__Instructions to follow__. Please give the count of lines holding the string "ylabel" and nothing besides.

----- Record excerpts

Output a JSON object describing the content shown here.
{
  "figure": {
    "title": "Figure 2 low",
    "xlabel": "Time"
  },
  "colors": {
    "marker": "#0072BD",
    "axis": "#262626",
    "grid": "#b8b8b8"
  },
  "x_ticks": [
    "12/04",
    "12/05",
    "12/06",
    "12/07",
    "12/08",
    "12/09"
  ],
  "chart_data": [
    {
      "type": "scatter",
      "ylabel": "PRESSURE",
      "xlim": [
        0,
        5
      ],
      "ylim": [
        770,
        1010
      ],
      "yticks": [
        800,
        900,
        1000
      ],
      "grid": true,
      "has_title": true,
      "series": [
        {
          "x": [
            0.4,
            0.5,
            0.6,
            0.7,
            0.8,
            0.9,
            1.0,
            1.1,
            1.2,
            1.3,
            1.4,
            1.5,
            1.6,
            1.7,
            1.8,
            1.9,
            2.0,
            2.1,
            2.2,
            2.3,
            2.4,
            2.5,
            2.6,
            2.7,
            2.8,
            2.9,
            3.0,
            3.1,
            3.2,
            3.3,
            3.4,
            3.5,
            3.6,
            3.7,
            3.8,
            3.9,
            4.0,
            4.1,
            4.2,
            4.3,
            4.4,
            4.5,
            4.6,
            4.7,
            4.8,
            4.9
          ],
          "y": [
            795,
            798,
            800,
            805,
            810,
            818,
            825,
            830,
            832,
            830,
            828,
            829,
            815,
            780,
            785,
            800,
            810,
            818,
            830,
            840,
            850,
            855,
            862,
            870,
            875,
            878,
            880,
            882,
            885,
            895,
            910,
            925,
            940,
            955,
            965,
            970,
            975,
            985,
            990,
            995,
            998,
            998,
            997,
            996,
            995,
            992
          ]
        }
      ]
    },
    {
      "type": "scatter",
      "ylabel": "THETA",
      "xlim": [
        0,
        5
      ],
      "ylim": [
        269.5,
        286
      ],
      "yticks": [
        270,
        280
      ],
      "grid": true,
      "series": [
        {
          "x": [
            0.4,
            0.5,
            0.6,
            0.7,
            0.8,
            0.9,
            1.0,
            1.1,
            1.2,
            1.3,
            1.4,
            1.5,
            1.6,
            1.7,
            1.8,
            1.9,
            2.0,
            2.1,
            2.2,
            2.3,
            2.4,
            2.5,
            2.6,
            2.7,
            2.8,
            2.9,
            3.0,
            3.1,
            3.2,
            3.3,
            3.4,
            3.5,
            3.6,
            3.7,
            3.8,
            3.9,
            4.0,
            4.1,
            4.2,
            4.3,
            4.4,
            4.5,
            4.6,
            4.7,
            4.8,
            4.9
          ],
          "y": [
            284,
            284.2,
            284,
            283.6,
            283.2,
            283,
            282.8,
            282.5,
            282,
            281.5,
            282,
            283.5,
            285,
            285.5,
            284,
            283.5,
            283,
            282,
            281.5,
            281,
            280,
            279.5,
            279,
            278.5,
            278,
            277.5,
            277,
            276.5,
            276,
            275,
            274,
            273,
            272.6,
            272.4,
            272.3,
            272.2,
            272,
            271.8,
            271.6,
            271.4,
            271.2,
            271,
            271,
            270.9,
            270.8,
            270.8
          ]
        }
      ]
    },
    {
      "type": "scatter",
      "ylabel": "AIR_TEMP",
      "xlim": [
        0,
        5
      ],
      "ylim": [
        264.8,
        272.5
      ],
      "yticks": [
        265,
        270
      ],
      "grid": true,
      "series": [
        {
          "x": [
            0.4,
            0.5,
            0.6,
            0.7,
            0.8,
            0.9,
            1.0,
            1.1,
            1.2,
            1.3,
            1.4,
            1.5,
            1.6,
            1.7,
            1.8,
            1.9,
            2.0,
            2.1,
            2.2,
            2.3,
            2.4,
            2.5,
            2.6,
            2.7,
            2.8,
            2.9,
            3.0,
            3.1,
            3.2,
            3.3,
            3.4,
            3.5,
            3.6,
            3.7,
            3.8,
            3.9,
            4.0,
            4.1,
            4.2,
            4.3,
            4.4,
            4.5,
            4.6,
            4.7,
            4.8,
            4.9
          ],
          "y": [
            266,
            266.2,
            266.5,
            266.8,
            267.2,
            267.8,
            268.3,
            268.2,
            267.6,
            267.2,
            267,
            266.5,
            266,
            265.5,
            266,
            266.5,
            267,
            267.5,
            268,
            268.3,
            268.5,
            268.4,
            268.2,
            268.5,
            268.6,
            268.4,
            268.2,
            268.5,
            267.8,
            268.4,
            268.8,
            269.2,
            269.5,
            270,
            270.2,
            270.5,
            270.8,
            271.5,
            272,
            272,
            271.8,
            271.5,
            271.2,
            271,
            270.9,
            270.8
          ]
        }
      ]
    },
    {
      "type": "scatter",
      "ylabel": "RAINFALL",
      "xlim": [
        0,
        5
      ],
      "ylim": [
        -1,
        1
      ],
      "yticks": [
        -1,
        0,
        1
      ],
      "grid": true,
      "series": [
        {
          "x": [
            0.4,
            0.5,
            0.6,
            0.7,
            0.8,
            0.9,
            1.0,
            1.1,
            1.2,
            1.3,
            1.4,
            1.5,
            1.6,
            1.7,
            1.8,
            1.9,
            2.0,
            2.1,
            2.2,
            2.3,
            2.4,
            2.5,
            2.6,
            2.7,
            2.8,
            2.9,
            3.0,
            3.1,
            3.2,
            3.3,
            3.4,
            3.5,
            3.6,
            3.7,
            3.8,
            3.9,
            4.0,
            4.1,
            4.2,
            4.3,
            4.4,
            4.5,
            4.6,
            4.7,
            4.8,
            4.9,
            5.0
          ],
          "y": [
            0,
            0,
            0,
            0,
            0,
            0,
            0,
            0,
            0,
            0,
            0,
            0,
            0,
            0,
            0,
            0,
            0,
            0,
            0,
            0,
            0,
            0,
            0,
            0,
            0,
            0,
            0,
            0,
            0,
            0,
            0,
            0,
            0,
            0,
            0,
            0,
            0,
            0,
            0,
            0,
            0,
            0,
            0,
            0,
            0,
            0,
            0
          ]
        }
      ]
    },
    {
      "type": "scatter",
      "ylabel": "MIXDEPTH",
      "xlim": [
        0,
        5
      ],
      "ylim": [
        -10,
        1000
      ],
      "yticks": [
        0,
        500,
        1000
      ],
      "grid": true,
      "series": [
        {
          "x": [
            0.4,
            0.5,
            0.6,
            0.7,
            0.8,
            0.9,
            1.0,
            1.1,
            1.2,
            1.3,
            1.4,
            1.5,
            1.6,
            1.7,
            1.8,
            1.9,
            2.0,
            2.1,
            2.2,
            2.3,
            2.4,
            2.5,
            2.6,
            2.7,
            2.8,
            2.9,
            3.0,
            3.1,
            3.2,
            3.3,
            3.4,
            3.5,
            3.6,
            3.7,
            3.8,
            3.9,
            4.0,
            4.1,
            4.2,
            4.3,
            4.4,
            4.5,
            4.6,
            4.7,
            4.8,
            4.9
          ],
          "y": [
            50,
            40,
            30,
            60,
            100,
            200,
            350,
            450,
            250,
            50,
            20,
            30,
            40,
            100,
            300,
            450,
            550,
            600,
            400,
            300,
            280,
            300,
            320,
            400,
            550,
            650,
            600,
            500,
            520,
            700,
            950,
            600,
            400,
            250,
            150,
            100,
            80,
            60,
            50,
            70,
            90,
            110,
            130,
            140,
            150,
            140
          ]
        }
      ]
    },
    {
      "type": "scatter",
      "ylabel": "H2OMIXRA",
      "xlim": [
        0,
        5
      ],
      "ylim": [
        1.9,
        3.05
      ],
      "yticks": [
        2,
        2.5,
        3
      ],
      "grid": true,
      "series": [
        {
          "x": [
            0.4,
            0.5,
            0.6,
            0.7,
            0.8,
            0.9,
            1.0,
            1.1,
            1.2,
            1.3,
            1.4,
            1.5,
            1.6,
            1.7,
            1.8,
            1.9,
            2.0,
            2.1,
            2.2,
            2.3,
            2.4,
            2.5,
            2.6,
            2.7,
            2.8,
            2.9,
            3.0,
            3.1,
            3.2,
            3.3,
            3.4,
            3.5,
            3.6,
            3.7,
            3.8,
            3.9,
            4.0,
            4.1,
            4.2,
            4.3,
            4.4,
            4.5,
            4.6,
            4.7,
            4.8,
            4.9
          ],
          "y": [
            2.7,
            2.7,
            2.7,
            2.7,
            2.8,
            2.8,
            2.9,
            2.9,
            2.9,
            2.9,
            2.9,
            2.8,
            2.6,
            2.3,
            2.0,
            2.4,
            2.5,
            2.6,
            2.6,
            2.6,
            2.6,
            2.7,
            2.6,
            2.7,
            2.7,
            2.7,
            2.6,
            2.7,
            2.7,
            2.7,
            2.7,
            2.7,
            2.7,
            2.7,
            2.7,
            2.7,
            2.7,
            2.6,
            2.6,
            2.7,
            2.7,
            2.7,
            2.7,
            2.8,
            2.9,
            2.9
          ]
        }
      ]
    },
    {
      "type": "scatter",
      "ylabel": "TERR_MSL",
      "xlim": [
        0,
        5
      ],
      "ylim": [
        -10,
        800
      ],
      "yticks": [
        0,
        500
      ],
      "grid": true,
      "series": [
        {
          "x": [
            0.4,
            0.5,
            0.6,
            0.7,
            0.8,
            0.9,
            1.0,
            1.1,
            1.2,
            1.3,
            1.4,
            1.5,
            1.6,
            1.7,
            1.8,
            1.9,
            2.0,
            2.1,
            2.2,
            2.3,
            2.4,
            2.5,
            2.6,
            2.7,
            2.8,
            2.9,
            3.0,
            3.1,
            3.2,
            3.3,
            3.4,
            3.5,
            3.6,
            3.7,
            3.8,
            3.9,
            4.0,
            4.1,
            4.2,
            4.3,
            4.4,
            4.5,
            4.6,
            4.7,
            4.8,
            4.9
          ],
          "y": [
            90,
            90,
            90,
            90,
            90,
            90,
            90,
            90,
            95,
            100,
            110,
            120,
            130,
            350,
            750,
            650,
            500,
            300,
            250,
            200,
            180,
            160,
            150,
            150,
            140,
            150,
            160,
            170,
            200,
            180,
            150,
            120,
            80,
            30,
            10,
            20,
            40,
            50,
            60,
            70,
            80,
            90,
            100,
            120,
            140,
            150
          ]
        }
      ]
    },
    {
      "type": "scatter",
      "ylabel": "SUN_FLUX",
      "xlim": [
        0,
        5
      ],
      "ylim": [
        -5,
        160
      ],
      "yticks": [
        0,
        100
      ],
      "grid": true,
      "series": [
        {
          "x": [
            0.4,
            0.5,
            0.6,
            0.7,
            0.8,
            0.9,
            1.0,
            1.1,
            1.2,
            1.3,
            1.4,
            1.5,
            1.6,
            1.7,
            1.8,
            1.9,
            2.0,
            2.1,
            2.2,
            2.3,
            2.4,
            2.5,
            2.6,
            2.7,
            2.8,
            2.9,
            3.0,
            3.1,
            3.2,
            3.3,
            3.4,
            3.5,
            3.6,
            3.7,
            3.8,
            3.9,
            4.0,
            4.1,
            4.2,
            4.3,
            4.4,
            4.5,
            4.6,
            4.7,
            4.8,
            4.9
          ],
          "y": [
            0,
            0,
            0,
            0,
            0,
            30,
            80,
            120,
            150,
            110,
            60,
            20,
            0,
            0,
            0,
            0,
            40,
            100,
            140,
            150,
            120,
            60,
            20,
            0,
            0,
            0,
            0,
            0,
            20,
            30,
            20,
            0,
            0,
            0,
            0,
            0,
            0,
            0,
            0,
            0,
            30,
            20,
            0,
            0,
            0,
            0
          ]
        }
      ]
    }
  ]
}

----------

__Solution for this task__. 8